_WHAT IS BEING ASKED_
Where a line contains the word "this", copy that line in full.

[Stored entries]
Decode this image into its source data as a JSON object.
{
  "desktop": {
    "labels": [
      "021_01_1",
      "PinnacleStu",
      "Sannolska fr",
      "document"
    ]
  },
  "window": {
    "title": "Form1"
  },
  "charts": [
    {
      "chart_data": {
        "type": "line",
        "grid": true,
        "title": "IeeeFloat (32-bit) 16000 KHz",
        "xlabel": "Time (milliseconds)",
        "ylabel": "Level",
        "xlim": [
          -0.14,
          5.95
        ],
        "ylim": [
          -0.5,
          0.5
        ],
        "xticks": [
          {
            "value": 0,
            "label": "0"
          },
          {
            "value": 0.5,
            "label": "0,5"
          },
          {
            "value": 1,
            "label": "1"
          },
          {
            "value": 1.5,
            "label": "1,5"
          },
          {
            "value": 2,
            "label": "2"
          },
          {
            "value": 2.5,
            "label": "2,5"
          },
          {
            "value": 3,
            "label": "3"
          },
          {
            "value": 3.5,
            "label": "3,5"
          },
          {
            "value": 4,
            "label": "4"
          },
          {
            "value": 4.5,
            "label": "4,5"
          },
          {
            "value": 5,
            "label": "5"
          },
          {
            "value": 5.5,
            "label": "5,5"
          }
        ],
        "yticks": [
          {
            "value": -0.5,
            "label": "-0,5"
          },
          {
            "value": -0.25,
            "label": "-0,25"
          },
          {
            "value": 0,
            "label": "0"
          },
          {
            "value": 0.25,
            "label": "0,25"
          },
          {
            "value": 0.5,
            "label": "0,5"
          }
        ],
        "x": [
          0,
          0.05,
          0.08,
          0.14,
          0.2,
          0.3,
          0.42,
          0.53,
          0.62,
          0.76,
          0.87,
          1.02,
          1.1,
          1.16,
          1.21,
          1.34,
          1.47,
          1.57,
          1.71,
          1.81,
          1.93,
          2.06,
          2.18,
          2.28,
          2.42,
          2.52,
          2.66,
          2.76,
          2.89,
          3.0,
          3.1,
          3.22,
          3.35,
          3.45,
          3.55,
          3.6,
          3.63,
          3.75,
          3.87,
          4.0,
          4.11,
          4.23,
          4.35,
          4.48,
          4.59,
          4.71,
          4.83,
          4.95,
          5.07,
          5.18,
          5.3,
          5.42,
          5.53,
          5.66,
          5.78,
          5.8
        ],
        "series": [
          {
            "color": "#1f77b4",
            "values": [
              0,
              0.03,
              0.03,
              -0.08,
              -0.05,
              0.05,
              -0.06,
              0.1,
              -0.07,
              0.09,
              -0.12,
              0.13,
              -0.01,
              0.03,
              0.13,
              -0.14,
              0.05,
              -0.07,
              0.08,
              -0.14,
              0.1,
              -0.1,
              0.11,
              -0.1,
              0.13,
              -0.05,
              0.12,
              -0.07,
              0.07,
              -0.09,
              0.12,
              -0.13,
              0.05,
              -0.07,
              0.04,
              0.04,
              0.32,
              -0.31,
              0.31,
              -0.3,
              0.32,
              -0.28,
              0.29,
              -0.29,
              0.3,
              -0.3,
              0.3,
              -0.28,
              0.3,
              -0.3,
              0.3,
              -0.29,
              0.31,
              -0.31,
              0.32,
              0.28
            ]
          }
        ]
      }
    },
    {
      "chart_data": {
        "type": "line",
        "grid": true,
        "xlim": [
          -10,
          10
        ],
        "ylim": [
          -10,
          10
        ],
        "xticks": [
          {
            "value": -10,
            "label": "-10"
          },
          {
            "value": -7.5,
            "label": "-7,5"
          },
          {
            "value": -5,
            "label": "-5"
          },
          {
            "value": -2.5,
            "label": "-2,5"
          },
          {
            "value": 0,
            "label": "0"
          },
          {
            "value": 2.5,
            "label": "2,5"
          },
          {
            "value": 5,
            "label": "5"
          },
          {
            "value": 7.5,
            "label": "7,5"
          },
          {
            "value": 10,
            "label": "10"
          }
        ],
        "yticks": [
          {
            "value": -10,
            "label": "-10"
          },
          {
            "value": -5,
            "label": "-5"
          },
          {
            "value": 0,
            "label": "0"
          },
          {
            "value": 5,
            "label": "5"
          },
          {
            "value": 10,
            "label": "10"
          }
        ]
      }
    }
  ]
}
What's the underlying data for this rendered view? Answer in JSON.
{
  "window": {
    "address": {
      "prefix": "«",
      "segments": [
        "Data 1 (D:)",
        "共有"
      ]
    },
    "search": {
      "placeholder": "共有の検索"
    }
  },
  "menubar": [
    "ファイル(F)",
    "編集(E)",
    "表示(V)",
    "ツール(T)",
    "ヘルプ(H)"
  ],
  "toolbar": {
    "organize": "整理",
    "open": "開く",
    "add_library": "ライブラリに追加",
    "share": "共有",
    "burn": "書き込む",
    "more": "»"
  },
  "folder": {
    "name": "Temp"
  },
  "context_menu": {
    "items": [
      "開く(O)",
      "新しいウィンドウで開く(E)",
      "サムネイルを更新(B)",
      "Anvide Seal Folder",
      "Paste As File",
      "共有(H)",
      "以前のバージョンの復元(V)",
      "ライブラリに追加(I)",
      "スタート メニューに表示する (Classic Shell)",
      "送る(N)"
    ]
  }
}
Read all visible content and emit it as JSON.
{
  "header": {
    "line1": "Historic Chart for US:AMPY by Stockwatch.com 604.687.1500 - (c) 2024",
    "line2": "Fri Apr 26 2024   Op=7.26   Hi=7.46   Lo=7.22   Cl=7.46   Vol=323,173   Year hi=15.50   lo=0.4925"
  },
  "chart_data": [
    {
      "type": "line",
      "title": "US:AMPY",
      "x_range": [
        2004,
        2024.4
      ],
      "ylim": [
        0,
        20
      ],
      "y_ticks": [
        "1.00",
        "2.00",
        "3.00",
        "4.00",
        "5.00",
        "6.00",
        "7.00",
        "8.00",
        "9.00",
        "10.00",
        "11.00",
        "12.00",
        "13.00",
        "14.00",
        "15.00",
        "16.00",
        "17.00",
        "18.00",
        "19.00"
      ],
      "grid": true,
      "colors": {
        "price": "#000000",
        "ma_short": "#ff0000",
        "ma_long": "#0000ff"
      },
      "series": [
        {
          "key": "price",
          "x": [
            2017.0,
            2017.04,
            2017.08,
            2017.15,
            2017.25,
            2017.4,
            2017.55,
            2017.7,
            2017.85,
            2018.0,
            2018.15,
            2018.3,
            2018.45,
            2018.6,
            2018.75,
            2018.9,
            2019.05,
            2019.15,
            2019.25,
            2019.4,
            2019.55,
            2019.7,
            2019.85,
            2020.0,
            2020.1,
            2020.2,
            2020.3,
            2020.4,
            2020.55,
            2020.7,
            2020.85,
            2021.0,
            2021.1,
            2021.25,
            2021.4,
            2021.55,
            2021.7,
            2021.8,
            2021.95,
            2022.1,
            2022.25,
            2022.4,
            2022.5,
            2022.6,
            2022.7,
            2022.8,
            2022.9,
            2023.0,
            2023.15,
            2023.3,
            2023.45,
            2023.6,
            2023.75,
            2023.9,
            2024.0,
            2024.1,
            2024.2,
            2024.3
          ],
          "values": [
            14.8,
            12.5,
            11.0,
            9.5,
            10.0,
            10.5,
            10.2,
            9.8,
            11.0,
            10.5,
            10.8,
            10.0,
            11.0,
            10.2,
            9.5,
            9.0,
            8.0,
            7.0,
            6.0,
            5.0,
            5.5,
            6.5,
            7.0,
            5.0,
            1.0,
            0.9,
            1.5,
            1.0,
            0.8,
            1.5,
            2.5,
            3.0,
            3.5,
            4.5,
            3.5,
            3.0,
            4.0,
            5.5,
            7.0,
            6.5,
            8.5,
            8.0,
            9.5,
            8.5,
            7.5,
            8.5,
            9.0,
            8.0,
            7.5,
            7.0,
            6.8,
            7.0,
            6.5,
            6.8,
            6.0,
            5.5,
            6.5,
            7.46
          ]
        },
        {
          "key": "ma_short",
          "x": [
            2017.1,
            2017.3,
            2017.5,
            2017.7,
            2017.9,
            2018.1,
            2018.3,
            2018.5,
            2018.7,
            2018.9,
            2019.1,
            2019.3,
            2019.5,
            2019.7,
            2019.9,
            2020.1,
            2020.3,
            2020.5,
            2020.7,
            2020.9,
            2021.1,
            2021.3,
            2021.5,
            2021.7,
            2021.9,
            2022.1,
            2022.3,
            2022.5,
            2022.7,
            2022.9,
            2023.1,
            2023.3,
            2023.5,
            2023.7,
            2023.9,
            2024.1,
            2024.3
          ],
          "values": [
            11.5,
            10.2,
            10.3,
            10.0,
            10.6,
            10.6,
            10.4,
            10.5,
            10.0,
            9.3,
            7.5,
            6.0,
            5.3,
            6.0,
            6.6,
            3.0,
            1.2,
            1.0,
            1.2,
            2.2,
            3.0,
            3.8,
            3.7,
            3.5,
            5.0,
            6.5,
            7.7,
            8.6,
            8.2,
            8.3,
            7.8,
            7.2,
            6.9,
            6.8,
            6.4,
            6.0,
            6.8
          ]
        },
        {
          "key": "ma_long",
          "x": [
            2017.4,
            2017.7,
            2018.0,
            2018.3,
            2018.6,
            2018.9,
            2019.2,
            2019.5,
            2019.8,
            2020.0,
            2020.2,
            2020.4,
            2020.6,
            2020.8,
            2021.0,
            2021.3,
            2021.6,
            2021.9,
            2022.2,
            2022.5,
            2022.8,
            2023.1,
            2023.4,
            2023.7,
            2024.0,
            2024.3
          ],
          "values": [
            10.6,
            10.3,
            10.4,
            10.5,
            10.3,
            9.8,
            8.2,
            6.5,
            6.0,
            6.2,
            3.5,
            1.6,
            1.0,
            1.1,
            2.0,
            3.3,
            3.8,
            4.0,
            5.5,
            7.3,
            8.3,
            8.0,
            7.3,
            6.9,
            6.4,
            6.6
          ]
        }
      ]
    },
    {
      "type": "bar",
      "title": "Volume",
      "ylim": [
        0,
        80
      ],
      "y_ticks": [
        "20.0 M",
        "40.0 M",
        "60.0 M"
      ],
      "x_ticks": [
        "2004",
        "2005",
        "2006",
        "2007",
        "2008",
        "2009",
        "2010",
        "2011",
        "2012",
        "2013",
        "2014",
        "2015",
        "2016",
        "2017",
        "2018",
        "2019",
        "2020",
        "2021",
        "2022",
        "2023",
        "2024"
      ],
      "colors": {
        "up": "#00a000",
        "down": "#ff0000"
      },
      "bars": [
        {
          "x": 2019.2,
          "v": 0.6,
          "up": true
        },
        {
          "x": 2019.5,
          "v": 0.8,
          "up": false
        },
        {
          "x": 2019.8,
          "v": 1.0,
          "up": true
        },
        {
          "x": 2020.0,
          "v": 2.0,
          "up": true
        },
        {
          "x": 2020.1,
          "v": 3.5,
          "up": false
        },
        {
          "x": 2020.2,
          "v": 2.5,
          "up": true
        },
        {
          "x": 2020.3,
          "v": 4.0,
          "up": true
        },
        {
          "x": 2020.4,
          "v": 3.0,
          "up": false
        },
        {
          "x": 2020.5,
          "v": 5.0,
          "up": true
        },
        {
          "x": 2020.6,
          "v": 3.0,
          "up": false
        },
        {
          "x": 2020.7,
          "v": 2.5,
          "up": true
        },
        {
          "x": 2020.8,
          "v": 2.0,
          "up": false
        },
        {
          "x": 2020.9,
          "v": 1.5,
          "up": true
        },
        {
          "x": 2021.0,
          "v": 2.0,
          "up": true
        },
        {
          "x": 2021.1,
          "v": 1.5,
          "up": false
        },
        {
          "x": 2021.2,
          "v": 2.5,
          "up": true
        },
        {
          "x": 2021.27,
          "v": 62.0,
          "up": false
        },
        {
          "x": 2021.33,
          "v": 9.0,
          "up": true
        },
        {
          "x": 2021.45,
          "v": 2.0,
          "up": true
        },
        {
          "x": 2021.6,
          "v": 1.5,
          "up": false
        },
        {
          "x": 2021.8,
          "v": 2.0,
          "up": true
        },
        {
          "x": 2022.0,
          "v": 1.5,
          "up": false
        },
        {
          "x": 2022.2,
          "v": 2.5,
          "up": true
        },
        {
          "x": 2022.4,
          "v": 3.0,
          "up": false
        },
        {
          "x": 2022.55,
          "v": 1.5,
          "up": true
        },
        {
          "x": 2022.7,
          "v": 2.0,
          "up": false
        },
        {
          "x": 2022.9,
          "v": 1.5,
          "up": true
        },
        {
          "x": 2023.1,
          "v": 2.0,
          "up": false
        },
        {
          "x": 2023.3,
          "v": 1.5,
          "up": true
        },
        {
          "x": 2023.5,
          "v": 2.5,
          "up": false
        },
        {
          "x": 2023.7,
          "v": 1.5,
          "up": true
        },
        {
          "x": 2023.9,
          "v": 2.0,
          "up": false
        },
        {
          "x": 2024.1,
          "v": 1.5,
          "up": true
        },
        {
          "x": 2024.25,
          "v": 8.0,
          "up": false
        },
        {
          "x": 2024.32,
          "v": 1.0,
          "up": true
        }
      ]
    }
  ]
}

_COMPLETE OUTPUT_
Decode this image into its source data as a JSON object.
What's the underlying data for this rendered view? Answer in JSON.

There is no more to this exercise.